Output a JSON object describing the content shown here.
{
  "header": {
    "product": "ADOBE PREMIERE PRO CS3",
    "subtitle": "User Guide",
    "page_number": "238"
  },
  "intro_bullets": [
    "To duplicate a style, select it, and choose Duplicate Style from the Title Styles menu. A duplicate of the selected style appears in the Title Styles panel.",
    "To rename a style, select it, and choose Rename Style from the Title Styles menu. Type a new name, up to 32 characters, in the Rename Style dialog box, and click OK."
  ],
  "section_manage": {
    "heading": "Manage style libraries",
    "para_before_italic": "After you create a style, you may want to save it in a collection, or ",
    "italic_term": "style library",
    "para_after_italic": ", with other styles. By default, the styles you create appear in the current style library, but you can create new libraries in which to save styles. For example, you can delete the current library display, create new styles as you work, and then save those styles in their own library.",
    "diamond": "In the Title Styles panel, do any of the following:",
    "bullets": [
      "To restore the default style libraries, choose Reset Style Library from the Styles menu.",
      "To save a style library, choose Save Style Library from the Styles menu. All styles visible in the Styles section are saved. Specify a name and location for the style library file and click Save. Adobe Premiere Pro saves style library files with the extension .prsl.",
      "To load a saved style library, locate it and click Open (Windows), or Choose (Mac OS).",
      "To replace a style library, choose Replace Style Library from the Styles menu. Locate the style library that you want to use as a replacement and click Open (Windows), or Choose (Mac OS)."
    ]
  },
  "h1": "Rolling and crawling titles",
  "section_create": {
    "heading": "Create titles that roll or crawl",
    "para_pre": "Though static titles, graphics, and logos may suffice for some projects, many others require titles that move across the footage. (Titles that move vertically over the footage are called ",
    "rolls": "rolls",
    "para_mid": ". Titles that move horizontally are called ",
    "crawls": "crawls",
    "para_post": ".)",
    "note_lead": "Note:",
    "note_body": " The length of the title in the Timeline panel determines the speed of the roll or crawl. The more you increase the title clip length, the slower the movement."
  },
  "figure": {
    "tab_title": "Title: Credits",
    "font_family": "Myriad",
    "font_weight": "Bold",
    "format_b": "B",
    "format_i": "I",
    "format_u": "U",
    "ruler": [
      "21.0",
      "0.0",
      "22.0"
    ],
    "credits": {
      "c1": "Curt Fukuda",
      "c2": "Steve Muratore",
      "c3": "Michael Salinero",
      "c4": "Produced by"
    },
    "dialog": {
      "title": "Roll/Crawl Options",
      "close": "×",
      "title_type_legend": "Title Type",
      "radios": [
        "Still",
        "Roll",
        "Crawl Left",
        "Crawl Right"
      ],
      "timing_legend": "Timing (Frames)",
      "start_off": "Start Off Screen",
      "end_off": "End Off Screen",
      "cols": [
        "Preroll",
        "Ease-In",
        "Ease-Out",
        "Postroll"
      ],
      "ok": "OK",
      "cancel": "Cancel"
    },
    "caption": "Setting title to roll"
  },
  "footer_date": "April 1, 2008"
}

WHAT TO WORK ON: Filter the entries and copy out every line with the word "Open".

ANSWER TO THE TASK:
      "To load a saved style library, locate it and click Open (Windows), or Choose (Mac OS).",
      "To replace a style library, choose Replace Style Library from the Styles menu. Locate the style library that you want to use as a replacement and click Open (Windows), or Choose (Mac OS)."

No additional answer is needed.